Scan the listing that follows and report how many lines contain "caption". Write the number alone.

>> Begin Input records

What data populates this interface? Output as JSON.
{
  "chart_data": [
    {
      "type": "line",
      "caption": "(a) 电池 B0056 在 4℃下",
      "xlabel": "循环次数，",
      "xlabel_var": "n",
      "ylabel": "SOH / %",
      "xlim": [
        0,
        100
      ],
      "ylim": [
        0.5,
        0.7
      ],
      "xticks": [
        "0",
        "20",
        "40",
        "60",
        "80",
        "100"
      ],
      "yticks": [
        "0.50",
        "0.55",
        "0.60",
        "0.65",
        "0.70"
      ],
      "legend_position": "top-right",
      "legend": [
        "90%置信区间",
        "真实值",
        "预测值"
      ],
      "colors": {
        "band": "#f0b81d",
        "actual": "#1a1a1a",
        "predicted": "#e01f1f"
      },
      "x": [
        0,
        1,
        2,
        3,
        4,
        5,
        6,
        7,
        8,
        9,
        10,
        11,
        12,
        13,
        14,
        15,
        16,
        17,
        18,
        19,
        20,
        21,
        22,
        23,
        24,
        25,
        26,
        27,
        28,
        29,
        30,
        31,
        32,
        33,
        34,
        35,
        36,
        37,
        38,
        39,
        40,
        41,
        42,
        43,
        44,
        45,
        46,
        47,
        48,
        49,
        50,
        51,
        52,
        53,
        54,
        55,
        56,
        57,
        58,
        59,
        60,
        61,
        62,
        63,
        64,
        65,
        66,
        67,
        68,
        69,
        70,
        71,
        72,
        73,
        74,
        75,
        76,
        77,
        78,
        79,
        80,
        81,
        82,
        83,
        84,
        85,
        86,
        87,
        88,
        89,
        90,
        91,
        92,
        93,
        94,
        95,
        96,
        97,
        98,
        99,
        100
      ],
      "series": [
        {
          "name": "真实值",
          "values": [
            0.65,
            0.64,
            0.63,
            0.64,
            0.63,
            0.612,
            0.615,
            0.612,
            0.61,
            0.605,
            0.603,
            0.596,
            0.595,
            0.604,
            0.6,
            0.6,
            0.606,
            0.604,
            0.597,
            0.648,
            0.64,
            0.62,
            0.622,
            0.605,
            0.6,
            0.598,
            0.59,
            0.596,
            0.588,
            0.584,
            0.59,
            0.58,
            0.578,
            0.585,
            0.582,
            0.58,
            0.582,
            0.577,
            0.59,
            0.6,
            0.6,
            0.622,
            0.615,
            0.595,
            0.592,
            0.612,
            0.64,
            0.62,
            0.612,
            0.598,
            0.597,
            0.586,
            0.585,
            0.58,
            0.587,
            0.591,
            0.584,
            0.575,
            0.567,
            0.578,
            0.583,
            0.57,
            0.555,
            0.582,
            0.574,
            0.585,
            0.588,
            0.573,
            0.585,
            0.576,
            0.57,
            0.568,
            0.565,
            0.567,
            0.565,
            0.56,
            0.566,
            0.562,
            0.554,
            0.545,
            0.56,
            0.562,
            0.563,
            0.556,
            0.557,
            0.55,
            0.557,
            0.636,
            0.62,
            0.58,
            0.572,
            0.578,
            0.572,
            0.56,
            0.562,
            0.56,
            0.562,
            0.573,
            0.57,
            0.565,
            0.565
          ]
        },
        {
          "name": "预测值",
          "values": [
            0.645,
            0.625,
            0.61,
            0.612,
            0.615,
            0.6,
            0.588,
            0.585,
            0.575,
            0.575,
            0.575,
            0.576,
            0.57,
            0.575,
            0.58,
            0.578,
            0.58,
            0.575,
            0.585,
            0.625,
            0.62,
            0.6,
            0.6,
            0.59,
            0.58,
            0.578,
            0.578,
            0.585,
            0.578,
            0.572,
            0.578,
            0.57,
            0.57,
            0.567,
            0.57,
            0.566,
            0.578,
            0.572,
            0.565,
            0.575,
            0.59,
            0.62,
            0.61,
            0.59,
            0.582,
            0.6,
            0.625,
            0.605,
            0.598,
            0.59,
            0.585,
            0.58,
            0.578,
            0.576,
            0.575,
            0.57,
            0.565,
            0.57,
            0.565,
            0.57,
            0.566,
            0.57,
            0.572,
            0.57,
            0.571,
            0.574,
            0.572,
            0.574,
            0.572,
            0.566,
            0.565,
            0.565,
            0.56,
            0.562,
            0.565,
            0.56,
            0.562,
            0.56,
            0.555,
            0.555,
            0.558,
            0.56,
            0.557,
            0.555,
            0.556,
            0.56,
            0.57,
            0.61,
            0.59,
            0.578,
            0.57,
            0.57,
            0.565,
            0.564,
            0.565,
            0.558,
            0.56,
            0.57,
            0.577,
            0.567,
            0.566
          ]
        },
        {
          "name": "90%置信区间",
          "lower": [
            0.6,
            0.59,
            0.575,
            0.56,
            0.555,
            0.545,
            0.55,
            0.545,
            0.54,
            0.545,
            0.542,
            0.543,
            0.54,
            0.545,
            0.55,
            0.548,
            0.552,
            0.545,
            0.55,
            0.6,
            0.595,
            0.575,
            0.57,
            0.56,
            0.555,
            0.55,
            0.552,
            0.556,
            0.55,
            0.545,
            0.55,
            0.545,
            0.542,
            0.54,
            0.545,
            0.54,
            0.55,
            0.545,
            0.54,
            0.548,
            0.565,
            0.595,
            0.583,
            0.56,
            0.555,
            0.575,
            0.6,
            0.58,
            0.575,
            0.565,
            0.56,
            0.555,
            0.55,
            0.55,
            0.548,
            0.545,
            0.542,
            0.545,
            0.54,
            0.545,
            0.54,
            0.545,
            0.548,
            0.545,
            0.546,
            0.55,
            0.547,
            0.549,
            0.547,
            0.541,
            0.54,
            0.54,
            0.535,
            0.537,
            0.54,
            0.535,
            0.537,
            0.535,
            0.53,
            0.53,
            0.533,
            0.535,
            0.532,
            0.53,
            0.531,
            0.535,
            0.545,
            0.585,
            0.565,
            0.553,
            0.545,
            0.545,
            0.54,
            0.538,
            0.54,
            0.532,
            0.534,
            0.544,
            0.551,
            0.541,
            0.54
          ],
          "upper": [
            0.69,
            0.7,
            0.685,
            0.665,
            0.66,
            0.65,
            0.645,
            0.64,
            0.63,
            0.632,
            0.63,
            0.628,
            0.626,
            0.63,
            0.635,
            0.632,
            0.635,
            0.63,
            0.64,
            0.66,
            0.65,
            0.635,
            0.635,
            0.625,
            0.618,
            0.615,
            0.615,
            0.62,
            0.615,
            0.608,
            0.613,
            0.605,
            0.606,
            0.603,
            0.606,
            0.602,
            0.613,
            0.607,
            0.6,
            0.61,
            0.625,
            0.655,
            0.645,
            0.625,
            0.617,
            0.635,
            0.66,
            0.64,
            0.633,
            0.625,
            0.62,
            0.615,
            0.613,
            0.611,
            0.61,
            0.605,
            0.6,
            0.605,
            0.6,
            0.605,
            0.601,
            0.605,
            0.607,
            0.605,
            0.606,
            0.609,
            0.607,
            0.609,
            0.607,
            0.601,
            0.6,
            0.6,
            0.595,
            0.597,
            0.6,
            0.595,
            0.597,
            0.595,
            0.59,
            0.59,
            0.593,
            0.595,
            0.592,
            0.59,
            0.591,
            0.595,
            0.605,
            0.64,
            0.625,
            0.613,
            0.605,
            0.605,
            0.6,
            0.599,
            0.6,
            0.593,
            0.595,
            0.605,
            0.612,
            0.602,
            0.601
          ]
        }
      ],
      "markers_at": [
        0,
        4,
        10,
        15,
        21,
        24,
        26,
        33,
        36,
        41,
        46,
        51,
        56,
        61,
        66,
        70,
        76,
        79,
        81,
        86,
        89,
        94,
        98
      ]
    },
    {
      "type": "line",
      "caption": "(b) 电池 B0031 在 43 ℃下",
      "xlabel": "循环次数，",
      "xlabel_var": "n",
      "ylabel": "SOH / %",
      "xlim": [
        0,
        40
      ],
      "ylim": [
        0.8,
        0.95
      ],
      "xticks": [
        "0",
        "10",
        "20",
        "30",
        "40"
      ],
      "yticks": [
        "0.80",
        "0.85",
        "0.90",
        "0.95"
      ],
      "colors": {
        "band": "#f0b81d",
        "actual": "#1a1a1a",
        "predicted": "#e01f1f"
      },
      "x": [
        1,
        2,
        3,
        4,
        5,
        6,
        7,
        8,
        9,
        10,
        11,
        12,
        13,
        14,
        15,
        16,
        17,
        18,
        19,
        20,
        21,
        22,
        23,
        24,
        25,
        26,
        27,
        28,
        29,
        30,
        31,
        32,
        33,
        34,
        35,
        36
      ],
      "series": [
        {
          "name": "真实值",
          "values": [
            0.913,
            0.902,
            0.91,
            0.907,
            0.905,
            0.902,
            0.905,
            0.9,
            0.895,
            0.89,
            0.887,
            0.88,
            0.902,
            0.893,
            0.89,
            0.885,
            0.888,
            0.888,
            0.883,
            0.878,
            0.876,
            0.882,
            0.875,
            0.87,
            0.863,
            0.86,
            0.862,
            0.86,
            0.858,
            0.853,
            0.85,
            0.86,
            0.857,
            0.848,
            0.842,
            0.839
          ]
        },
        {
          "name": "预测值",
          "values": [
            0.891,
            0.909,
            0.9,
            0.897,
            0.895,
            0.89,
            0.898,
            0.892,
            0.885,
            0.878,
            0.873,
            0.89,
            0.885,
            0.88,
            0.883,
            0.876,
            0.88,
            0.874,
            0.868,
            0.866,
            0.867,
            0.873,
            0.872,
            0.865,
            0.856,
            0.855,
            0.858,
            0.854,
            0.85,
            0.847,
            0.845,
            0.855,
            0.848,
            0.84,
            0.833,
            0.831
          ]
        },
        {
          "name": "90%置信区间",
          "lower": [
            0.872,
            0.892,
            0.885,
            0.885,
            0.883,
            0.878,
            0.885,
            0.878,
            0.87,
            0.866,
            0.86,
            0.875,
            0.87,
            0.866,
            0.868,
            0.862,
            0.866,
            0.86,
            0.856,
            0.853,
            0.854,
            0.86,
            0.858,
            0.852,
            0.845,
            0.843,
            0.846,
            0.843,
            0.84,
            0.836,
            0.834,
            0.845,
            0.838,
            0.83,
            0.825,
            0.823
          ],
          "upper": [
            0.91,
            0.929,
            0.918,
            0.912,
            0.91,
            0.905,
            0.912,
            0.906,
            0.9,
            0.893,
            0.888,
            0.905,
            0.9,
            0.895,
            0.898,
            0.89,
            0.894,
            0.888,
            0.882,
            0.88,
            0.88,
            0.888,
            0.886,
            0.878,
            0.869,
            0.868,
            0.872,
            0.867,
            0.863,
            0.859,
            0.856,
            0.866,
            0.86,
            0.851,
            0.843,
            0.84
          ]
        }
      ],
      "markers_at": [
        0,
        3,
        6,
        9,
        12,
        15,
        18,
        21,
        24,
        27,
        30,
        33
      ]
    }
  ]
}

>> End Input records

▶ [Response to the exercise] 2